DATA:
-------

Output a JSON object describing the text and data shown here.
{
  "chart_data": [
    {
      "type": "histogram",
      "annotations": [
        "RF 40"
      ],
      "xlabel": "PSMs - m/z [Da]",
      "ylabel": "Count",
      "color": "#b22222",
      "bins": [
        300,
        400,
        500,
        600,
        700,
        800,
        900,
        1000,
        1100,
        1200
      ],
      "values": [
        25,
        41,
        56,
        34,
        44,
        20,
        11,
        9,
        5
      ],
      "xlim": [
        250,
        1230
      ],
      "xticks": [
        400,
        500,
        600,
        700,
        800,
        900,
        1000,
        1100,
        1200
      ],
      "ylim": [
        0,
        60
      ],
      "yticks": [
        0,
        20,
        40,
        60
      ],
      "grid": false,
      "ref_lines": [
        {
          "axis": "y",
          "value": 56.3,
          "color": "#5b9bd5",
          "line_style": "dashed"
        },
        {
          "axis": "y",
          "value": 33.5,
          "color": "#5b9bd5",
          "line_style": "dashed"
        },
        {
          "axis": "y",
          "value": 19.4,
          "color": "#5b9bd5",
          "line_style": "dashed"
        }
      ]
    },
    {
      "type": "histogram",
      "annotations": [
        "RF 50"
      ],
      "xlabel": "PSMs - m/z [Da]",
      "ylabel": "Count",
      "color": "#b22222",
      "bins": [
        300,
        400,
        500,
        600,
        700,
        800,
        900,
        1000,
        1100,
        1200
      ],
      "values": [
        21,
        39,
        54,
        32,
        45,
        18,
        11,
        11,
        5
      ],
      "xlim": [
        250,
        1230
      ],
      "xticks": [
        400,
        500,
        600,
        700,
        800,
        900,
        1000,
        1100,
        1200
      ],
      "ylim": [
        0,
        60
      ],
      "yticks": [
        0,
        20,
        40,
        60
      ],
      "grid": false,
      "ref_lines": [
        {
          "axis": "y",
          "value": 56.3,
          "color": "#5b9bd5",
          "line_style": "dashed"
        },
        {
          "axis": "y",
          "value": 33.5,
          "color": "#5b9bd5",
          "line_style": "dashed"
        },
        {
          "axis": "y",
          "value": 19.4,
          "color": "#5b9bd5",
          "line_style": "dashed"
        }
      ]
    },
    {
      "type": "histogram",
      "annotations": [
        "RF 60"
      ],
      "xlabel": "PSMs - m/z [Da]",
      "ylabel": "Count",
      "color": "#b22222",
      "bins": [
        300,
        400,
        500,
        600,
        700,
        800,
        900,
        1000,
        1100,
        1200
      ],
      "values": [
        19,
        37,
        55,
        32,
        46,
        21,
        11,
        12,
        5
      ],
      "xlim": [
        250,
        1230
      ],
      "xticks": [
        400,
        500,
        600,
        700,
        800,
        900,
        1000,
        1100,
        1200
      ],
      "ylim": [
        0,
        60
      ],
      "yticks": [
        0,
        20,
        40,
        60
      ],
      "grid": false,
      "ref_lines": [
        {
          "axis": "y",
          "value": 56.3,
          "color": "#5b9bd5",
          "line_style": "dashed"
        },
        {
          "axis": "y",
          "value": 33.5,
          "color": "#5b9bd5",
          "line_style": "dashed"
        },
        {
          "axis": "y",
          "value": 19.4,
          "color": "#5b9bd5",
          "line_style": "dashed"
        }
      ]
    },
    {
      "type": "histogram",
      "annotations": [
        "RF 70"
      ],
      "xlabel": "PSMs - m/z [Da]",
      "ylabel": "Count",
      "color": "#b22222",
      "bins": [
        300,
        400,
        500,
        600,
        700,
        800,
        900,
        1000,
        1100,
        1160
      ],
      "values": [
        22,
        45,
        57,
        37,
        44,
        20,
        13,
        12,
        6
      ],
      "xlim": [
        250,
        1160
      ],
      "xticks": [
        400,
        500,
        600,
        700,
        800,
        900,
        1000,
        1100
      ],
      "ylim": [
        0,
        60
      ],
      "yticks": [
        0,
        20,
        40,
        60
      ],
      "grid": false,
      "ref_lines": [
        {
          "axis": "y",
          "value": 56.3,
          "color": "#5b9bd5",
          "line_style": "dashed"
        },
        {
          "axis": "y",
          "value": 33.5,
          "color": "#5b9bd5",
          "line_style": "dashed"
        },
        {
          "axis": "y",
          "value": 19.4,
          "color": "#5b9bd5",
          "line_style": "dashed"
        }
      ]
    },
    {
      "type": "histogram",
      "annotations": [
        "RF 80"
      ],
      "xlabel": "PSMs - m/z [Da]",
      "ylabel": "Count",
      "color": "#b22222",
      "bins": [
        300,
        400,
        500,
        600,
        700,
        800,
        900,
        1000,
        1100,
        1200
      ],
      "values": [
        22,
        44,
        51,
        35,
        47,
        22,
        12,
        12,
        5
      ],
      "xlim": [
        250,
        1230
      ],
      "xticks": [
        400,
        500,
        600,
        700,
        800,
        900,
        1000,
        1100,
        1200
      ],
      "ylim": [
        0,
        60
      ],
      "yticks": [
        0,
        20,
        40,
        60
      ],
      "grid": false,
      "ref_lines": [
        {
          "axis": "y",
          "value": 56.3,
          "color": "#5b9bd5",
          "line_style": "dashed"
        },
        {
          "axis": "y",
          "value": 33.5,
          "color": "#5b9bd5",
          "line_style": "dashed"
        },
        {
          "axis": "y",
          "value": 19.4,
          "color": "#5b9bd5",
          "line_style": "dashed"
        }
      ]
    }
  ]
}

-------

YOUR GOAL: Transcribe every entry word for word.

EXERCISE SOLUTION:
Output a JSON object describing the text and data shown here.
{
  "chart_data": [
    {
      "type": "histogram",
      "annotations": [
        "RF 40"
      ],
      "xlabel": "PSMs - m/z [Da]",
      "ylabel": "Count",
      "color": "#b22222",
      "bins": [
        300,
        400,
        500,
        600,
        700,
        800,
        900,
        1000,
        1100,
        1200
      ],
      "values": [
        25,
        41,
        56,
        34,
        44,
        20,
        11,
        9,
        5
      ],
      "xlim": [
        250,
        1230
      ],
      "xticks": [
        400,
        500,
        600,
        700,
        800,
        900,
        1000,
        1100,
        1200
      ],
      "ylim": [
        0,
        60
      ],
      "yticks": [
        0,
        20,
        40,
        60
      ],
      "grid": false,
      "ref_lines": [
        {
          "axis": "y",
          "value": 56.3,
          "color": "#5b9bd5",
          "line_style": "dashed"
        },
        {
          "axis": "y",
          "value": 33.5,
          "color": "#5b9bd5",
          "line_style": "dashed"
        },
        {
          "axis": "y",
          "value": 19.4,
          "color": "#5b9bd5",
          "line_style": "dashed"
        }
      ]
    },
    {
      "type": "histogram",
      "annotations": [
        "RF 50"
      ],
      "xlabel": "PSMs - m/z [Da]",
      "ylabel": "Count",
      "color": "#b22222",
      "bins": [
        300,
        400,
        500,
        600,
        700,
        800,
        900,
        1000,
        1100,
        1200
      ],
      "values": [
        21,
        39,
        54,
        32,
        45,
        18,
        11,
        11,
        5
      ],
      "xlim": [
        250,
        1230
      ],
      "xticks": [
        400,
        500,
        600,
        700,
        800,
        900,
        1000,
        1100,
        1200
      ],
      "ylim": [
        0,
        60
      ],
      "yticks": [
        0,
        20,
        40,
        60
      ],
      "grid": false,
      "ref_lines": [
        {
          "axis": "y",
          "value": 56.3,
          "color": "#5b9bd5",
          "line_style": "dashed"
        },
        {
          "axis": "y",
          "value": 33.5,
          "color": "#5b9bd5",
          "line_style": "dashed"
        },
        {
          "axis": "y",
          "value": 19.4,
          "color": "#5b9bd5",
          "line_style": "dashed"
        }
      ]
    },
    {
      "type": "histogram",
      "annotations": [
        "RF 60"
      ],
      "xlabel": "PSMs - m/z [Da]",
      "ylabel": "Count",
      "color": "#b22222",
      "bins": [
        300,
        400,
        500,
        600,
        700,
        800,
        900,
        1000,
        1100,
        1200
      ],
      "values": [
        19,
        37,
        55,
        32,
        46,
        21,
        11,
        12,
        5
      ],
      "xlim": [
        250,
        1230
      ],
      "xticks": [
        400,
        500,
        600,
        700,
        800,
        900,
        1000,
        1100,
        1200
      ],
      "ylim": [
        0,
        60
      ],
      "yticks": [
        0,
        20,
        40,
        60
      ],
      "grid": false,
      "ref_lines": [
        {
          "axis": "y",
          "value": 56.3,
          "color": "#5b9bd5",
          "line_style": "dashed"
        },
        {
          "axis": "y",
          "value": 33.5,
          "color": "#5b9bd5",
          "line_style": "dashed"
        },
        {
          "axis": "y",
          "value": 19.4,
          "color": "#5b9bd5",
          "line_style": "dashed"
        }
      ]
    },
    {
      "type": "histogram",
      "annotations": [
        "RF 70"
      ],
      "xlabel": "PSMs - m/z [Da]",
      "ylabel": "Count",
      "color": "#b22222",
      "bins": [
        300,
        400,
        500,
        600,
        700,
        800,
        900,
        1000,
        1100,
        1160
      ],
      "values": [
        22,
        45,
        57,
        37,
        44,
        20,
        13,
        12,
        6
      ],
      "xlim": [
        250,
        1160
      ],
      "xticks": [
        400,
        500,
        600,
        700,
        800,
        900,
        1000,
        1100
      ],
      "ylim": [
        0,
        60
      ],
      "yticks": [
        0,
        20,
        40,
        60
      ],
      "grid": false,
      "ref_lines": [
        {
          "axis": "y",
          "value": 56.3,
          "color": "#5b9bd5",
          "line_style": "dashed"
        },
        {
          "axis": "y",
          "value": 33.5,
          "color": "#5b9bd5",
          "line_style": "dashed"
        },
        {
          "axis": "y",
          "value": 19.4,
          "color": "#5b9bd5",
          "line_style": "dashed"
        }
      ]
    },
    {
      "type": "histogram",
      "annotations": [
        "RF 80"
      ],
      "xlabel": "PSMs - m/z [Da]",
      "ylabel": "Count",
      "color": "#b22222",
      "bins": [
        300,
        400,
        500,
        600,
        700,
        800,
        900,
        1000,
        1100,
        1200
      ],
      "values": [
        22,
        44,
        51,
        35,
        47,
        22,
        12,
        12,
        5
      ],
      "xlim": [
        250,
        1230
      ],
      "xticks": [
        400,
        500,
        600,
        700,
        800,
        900,
        1000,
        1100,
        1200
      ],
      "ylim": [
        0,
        60
      ],
      "yticks": [
        0,
        20,
        40,
        60
      ],
      "grid": false,
      "ref_lines": [
        {
          "axis": "y",
          "value": 56.3,
          "color": "#5b9bd5",
          "line_style": "dashed"
        },
        {
          "axis": "y",
          "value": 33.5,
          "color": "#5b9bd5",
          "line_style": "dashed"
        },
        {
          "axis": "y",
          "value": 19.4,
          "color": "#5b9bd5",
          "line_style": "dashed"
        }
      ]
    }
  ]
}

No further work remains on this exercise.